#### What the task asks:
Pictures should be excluded; otherwise, copy every entry exactly.

#### Input:
+++
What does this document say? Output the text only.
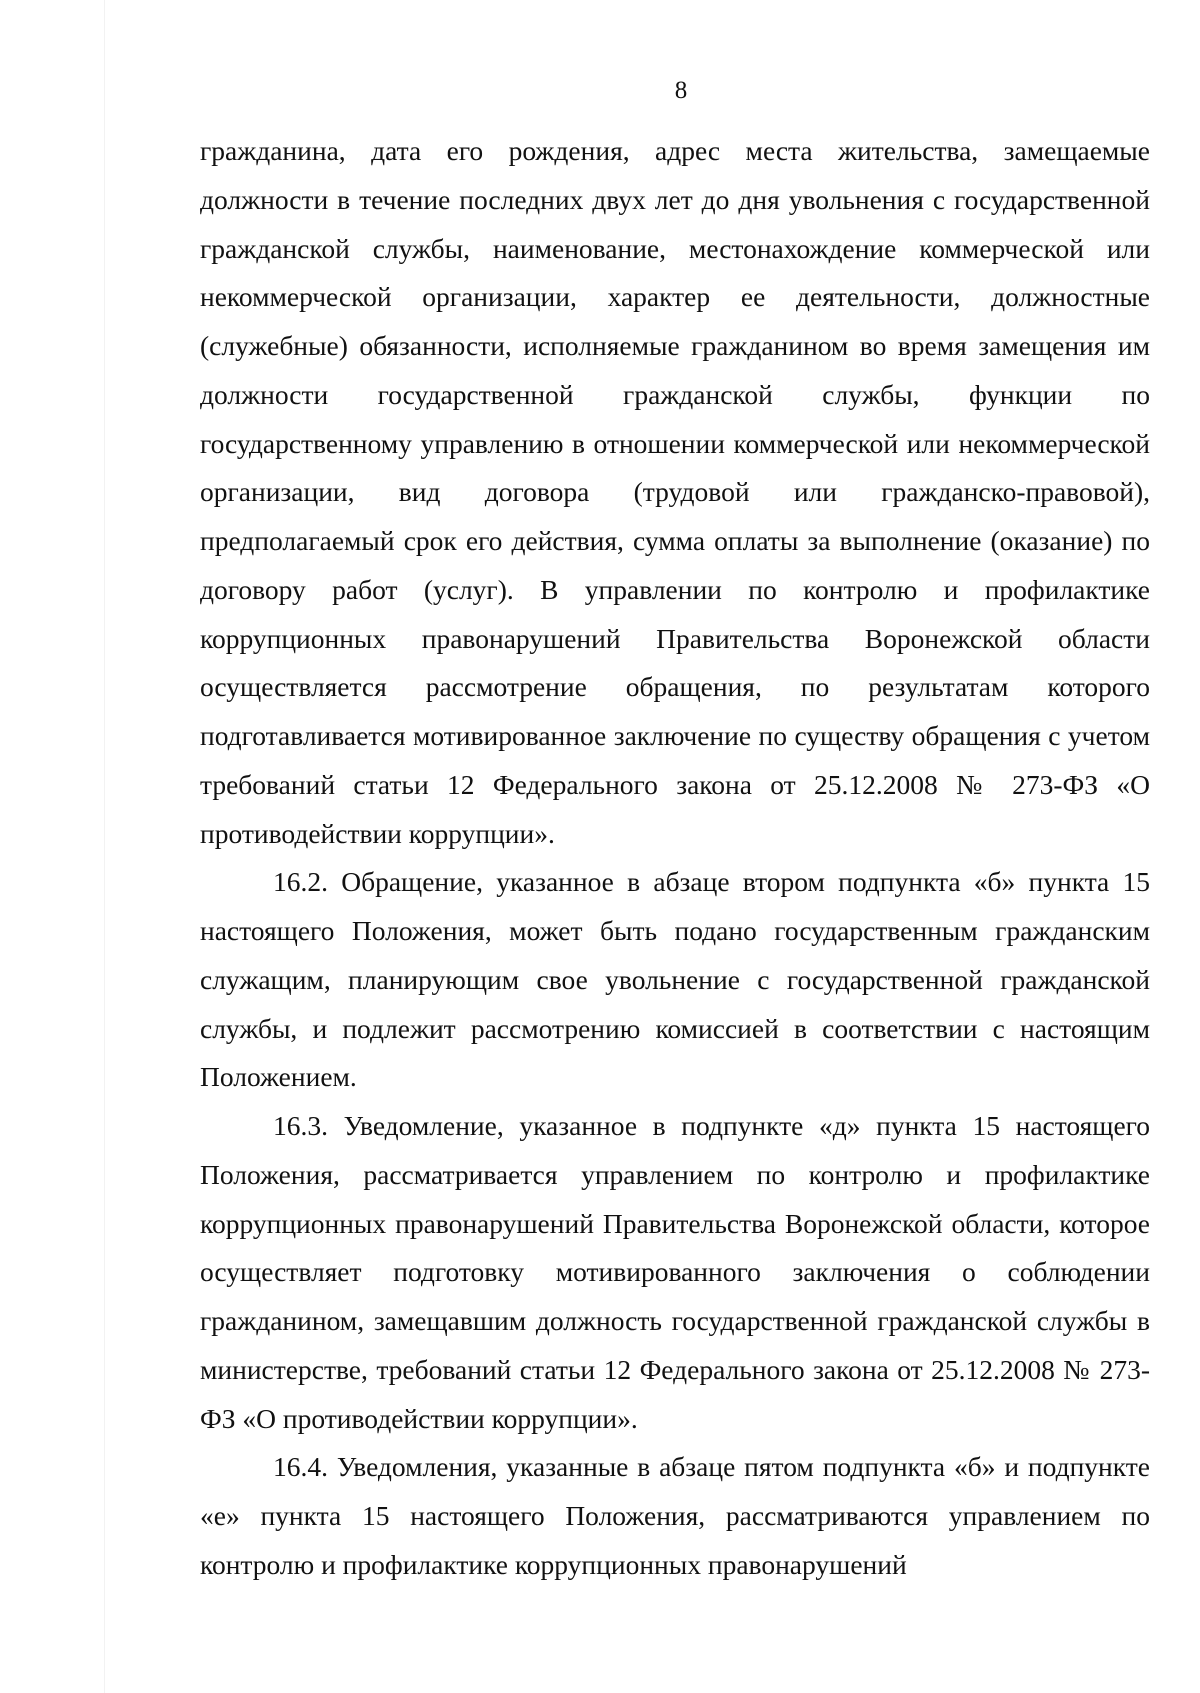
8

гражданина, дата его рождения, адрес места жительства, замещаемые должности в течение последних двух лет до дня увольнения с государственной гражданской службы, наименование, местонахождение коммерческой или некоммерческой организации, характер ее деятельности, должностные (служебные) обязанности, исполняемые гражданином во время замещения им должности государственной гражданской службы, функции по государственному управлению в отношении коммерческой или некоммерческой организации, вид договора (трудовой или гражданско-правовой), предполагаемый срок его действия, сумма оплаты за выполнение (оказание) по договору работ (услуг). В управлении по контролю и профилактике коррупционных правонарушений Правительства Воронежской области осуществляется рассмотрение обращения, по результатам которого подготавливается мотивированное заключение по существу обращения с учетом требований статьи 12 Федерального закона от 25.12.2008 № 273-ФЗ «О противодействии коррупции».

16.2. Обращение, указанное в абзаце втором подпункта «б» пункта 15 настоящего Положения, может быть подано государственным гражданским служащим, планирующим свое увольнение с государственной гражданской службы, и подлежит рассмотрению комиссией в соответствии с настоящим Положением.

16.3. Уведомление, указанное в подпункте «д» пункта 15 настоящего Положения, рассматривается управлением по контролю и профилактике коррупционных правонарушений Правительства Воронежской области, которое осуществляет подготовку мотивированного заключения о соблюдении гражданином, замещавшим должность государственной гражданской службы в министерстве, требований статьи 12 Федерального закона от 25.12.2008 № 273-ФЗ «О противодействии коррупции».

16.4. Уведомления, указанные в абзаце пятом подпункта «б» и подпункте «е» пункта 15 настоящего Положения, рассматриваются управлением по контролю и профилактике коррупционных правонарушений
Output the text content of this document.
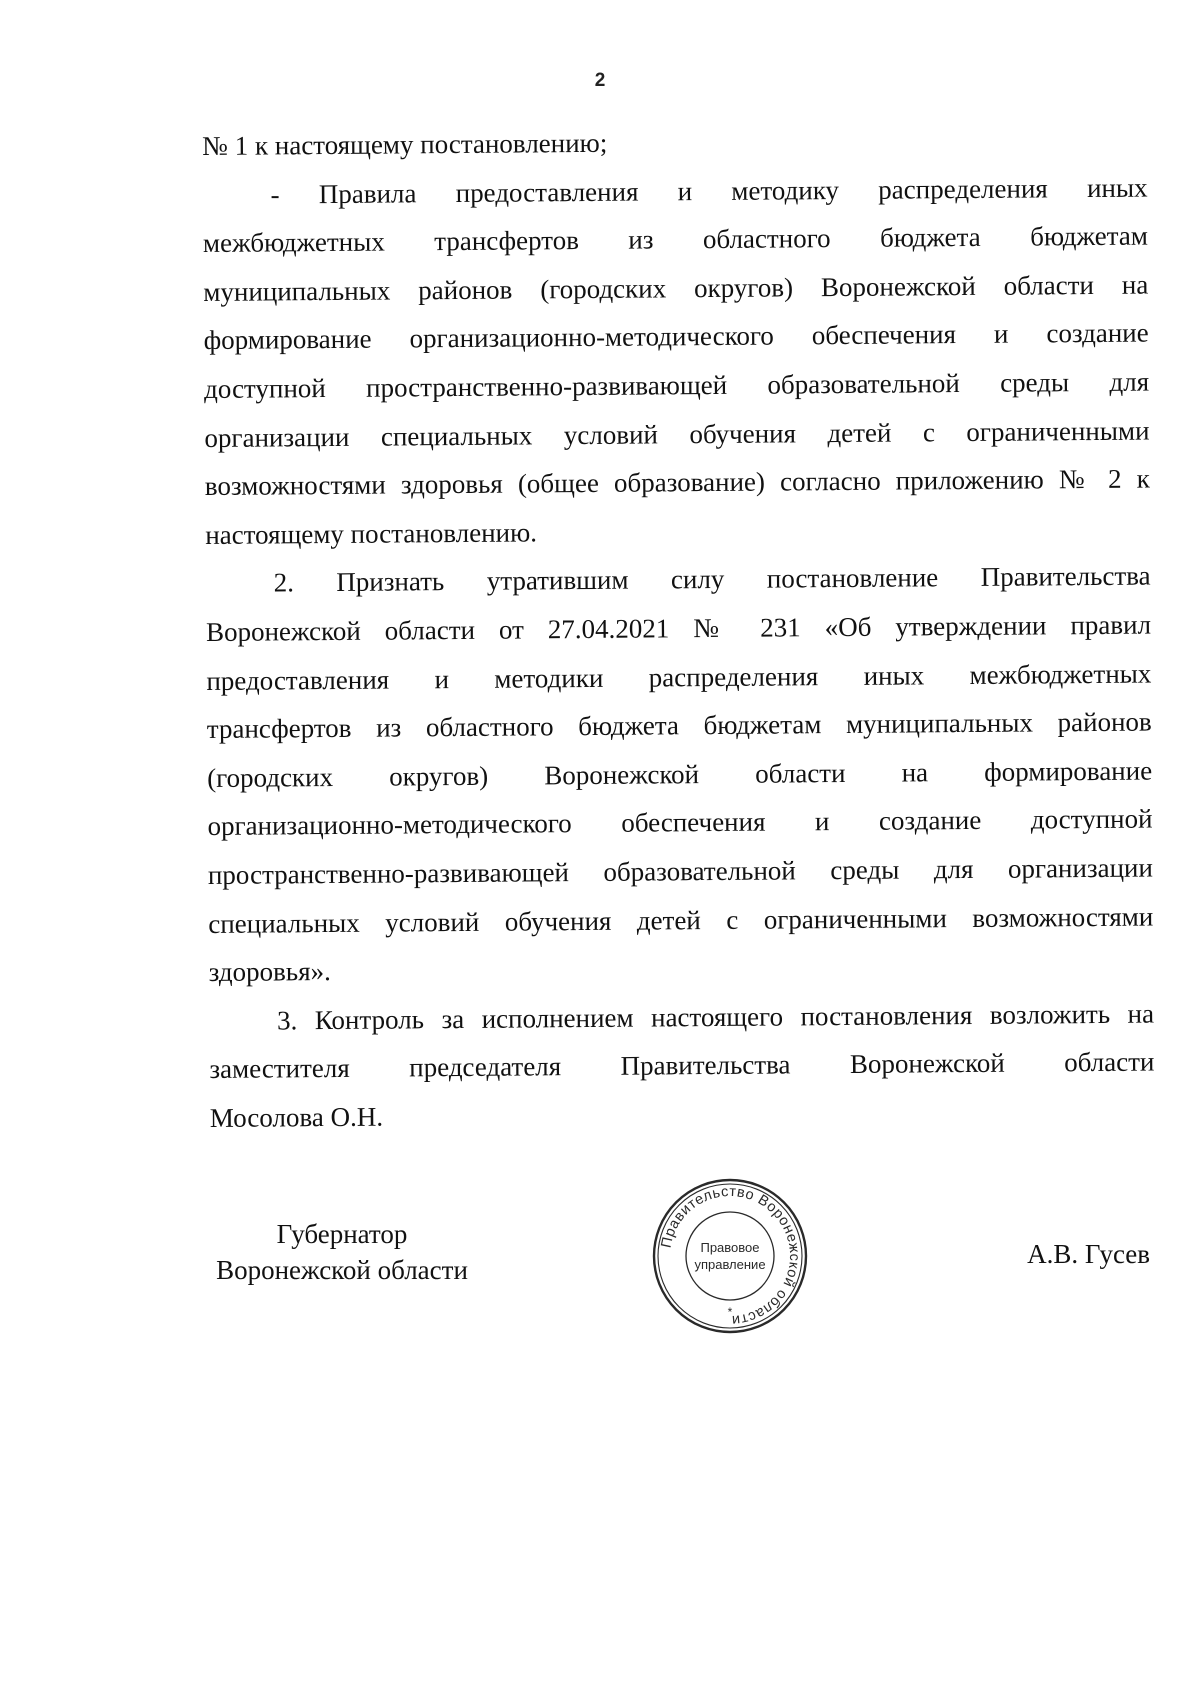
2
№ 1 к настоящему постановлению;
- Правила предоставления и методику распределения иных
межбюджетных трансфертов из областного бюджета бюджетам
муниципальных районов (городских округов) Воронежской области на
формирование организационно-методического обеспечения и создание
доступной пространственно-развивающей образовательной среды для
организации специальных условий обучения детей с ограниченными
возможностями здоровья (общее образование) согласно приложению № 2 к
настоящему постановлению.
2. Признать утратившим силу постановление Правительства
Воронежской области от 27.04.2021 № 231 «Об утверждении правил
предоставления и методики распределения иных межбюджетных
трансфертов из областного бюджета бюджетам муниципальных районов
(городских округов) Воронежской области на формирование
организационно-методического обеспечения и создание доступной
пространственно-развивающей образовательной среды для организации
специальных условий обучения детей с ограниченными возможностями
здоровья».
3. Контроль за исполнением настоящего постановления возложить на
заместителя председателя Правительства Воронежской области
Мосолова О.Н.
Губернатор
Воронежской области
Правительство Воронежской области
Правовое
управление
*
А.В. Гусев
+++
#### Result:
What does this document say? Output the text only.
8

гражданина, дата его рождения, адрес места жительства, замещаемые должности в течение последних двух лет до дня увольнения с государственной гражданской службы, наименование, местонахождение коммерческой или некоммерческой организации, характер ее деятельности, должностные (служебные) обязанности, исполняемые гражданином во время замещения им должности государственной гражданской службы, функции по государственному управлению в отношении коммерческой или некоммерческой организации, вид договора (трудовой или гражданско-правовой), предполагаемый срок его действия, сумма оплаты за выполнение (оказание) по договору работ (услуг). В управлении по контролю и профилактике коррупционных правонарушений Правительства Воронежской области осуществляется рассмотрение обращения, по результатам которого подготавливается мотивированное заключение по существу обращения с учетом требований статьи 12 Федерального закона от 25.12.2008 № 273-ФЗ «О противодействии коррупции».

16.2. Обращение, указанное в абзаце втором подпункта «б» пункта 15 настоящего Положения, может быть подано государственным гражданским служащим, планирующим свое увольнение с государственной гражданской службы, и подлежит рассмотрению комиссией в соответствии с настоящим Положением.

16.3. Уведомление, указанное в подпункте «д» пункта 15 настоящего Положения, рассматривается управлением по контролю и профилактике коррупционных правонарушений Правительства Воронежской области, которое осуществляет подготовку мотивированного заключения о соблюдении гражданином, замещавшим должность государственной гражданской службы в министерстве, требований статьи 12 Федерального закона от 25.12.2008 № 273-ФЗ «О противодействии коррупции».

16.4. Уведомления, указанные в абзаце пятом подпункта «б» и подпункте «е» пункта 15 настоящего Положения, рассматриваются управлением по контролю и профилактике коррупционных правонарушений
Output the text content of this document.
2
№ 1 к настоящему постановлению;
- Правила предоставления и методику распределения иных
межбюджетных трансфертов из областного бюджета бюджетам
муниципальных районов (городских округов) Воронежской области на
формирование организационно-методического обеспечения и создание
доступной пространственно-развивающей образовательной среды для
организации специальных условий обучения детей с ограниченными
возможностями здоровья (общее образование) согласно приложению № 2 к
настоящему постановлению.
2. Признать утратившим силу постановление Правительства
Воронежской области от 27.04.2021 № 231 «Об утверждении правил
предоставления и методики распределения иных межбюджетных
трансфертов из областного бюджета бюджетам муниципальных районов
(городских округов) Воронежской области на формирование
организационно-методического обеспечения и создание доступной
пространственно-развивающей образовательной среды для организации
специальных условий обучения детей с ограниченными возможностями
здоровья».
3. Контроль за исполнением настоящего постановления возложить на
заместителя председателя Правительства Воронежской области
Мосолова О.Н.
Губернатор
Воронежской области
Правительство Воронежской области
Правовое
управление
*
А.В. Гусев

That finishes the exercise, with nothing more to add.